======== Dataset ========

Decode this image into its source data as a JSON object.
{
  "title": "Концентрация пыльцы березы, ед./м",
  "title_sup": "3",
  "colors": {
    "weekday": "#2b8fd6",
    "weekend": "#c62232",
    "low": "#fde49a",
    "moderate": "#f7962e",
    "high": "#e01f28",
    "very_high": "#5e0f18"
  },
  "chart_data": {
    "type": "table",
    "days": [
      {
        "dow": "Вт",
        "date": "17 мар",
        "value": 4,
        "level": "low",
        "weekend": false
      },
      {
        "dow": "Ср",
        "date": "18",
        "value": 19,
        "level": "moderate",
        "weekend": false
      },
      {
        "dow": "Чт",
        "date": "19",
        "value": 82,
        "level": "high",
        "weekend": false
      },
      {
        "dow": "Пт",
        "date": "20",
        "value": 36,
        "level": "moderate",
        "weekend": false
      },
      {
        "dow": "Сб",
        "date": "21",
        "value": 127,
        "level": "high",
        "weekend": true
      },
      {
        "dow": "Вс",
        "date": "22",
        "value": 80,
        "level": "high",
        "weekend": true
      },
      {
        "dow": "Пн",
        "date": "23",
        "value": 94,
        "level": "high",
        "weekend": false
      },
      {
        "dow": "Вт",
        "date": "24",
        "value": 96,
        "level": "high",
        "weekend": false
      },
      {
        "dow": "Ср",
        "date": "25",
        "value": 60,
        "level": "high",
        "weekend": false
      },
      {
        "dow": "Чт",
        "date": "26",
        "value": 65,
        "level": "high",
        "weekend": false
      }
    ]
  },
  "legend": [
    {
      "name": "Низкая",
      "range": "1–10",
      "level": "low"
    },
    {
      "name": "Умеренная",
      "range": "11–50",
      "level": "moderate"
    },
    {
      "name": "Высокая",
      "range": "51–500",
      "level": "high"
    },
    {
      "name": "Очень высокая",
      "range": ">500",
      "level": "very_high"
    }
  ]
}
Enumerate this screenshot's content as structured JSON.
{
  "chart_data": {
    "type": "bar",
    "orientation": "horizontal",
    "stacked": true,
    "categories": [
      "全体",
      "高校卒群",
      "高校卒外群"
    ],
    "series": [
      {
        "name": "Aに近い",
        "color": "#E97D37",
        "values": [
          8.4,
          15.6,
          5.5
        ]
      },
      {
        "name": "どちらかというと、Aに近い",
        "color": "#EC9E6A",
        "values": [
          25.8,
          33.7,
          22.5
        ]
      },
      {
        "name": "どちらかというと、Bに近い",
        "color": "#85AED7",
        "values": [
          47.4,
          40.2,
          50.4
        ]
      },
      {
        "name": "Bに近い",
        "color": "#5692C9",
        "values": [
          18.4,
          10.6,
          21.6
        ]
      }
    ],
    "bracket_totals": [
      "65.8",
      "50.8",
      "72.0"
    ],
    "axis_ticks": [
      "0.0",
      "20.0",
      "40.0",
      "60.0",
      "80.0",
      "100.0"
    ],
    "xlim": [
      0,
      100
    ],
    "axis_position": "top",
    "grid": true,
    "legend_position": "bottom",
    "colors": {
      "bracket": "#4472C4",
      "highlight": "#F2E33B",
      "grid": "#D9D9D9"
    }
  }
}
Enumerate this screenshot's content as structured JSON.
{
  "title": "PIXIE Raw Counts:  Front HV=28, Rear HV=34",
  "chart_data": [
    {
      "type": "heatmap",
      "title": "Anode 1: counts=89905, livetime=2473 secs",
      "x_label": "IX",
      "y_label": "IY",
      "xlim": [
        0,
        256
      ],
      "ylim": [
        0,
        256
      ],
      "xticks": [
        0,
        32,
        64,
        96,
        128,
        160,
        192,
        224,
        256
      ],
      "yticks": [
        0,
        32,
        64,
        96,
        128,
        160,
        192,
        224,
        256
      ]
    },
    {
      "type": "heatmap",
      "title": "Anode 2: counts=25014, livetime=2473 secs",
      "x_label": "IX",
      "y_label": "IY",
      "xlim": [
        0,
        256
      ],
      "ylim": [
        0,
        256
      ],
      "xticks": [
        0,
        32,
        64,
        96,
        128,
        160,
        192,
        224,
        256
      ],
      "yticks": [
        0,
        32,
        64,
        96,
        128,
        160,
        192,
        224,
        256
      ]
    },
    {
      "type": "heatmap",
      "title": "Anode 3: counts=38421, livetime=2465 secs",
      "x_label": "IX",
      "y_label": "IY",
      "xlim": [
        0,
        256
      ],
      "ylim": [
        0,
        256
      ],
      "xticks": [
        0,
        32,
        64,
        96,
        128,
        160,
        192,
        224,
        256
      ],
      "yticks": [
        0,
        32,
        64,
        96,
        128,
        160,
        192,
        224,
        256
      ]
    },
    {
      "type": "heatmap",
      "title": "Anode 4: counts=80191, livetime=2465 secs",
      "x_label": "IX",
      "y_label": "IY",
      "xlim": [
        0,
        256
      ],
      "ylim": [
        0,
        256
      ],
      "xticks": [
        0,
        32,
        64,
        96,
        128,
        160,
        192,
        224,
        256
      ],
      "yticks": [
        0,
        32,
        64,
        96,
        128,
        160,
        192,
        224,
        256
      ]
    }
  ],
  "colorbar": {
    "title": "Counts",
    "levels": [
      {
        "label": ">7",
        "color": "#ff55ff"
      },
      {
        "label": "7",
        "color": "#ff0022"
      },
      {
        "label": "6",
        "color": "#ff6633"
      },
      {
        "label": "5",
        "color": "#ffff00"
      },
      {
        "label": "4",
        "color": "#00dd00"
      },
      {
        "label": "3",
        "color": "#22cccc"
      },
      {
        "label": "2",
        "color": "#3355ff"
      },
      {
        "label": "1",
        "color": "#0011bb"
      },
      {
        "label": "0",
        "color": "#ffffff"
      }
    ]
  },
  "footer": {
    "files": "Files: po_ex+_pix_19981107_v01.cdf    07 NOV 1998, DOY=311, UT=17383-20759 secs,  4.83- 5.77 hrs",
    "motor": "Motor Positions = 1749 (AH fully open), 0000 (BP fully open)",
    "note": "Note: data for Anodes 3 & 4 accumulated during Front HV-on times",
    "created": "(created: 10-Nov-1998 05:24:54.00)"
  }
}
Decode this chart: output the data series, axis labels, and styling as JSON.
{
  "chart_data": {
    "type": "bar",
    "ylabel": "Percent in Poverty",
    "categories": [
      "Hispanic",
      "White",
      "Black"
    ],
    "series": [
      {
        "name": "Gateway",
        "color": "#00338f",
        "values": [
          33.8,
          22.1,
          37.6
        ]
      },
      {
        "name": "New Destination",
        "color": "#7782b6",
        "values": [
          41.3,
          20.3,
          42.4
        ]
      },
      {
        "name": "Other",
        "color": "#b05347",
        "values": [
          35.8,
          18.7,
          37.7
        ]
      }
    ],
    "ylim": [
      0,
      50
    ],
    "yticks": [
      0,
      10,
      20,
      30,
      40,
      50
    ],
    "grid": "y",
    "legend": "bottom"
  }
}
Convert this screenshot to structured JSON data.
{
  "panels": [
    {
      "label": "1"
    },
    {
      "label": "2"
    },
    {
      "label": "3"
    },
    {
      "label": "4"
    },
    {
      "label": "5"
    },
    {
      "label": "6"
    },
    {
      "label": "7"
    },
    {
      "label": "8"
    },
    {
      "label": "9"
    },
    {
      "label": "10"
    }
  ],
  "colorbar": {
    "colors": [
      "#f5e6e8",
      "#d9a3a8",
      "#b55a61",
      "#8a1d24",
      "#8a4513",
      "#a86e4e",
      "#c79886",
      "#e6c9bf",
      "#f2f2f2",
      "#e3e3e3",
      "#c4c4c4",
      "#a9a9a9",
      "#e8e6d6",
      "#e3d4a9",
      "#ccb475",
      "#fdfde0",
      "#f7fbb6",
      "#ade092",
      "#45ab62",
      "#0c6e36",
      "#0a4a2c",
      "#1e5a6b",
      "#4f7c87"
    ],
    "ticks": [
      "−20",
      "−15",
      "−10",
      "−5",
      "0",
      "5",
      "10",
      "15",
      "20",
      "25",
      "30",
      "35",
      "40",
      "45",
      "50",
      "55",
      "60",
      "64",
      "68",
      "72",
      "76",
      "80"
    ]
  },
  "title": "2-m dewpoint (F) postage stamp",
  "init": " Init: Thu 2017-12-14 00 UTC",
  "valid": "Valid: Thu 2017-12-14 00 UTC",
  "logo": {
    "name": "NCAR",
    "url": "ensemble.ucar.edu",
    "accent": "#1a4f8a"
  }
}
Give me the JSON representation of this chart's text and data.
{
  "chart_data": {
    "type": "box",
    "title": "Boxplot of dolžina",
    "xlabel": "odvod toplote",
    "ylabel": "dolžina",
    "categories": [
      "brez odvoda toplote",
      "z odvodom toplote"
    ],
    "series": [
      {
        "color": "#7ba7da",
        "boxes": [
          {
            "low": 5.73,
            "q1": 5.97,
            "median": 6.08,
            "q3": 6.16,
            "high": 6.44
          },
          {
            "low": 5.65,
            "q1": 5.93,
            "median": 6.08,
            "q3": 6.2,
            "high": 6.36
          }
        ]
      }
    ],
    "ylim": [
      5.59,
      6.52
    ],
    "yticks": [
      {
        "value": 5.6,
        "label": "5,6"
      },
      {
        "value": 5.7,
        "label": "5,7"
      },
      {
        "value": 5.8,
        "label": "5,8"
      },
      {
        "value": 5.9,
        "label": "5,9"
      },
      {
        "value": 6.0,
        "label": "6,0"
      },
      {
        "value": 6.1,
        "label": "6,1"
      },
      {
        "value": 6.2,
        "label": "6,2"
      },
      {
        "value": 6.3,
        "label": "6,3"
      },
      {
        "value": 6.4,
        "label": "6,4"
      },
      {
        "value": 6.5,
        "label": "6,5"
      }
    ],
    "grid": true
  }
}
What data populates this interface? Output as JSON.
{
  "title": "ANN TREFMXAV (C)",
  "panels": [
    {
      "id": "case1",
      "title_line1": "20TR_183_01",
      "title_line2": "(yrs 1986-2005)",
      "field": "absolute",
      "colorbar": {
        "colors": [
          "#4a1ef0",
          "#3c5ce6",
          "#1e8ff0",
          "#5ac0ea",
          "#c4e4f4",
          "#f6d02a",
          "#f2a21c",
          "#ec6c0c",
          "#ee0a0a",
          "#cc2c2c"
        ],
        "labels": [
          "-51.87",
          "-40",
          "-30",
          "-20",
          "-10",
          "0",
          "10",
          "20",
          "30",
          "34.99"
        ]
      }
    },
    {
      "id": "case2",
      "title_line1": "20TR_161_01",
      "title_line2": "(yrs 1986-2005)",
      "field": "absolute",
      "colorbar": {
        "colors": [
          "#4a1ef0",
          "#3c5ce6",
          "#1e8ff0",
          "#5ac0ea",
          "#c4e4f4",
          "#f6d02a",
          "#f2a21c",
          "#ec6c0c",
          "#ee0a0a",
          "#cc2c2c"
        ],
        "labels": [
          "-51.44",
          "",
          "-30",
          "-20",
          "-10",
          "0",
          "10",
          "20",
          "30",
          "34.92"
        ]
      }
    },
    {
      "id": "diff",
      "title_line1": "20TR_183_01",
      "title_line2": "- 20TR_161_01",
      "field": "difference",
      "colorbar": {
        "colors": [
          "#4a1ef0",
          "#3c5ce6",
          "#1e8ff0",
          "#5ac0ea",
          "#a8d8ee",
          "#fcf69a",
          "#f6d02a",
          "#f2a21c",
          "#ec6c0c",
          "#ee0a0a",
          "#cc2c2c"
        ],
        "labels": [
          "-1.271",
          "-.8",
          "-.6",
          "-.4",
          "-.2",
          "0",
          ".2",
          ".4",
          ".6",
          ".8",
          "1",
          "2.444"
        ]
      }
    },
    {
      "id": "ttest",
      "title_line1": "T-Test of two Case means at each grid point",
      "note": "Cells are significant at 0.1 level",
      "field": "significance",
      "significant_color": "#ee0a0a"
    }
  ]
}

========

Direction: Look through the listing and extract every line with "livetime" in it.

Response:
      "title": "Anode 1: counts=89905, livetime=2473 secs",
      "title": "Anode 2: counts=25014, livetime=2473 secs",
      "title": "Anode 3: counts=38421, livetime=2465 secs",
      "title": "Anode 4: counts=80191, livetime=2465 secs",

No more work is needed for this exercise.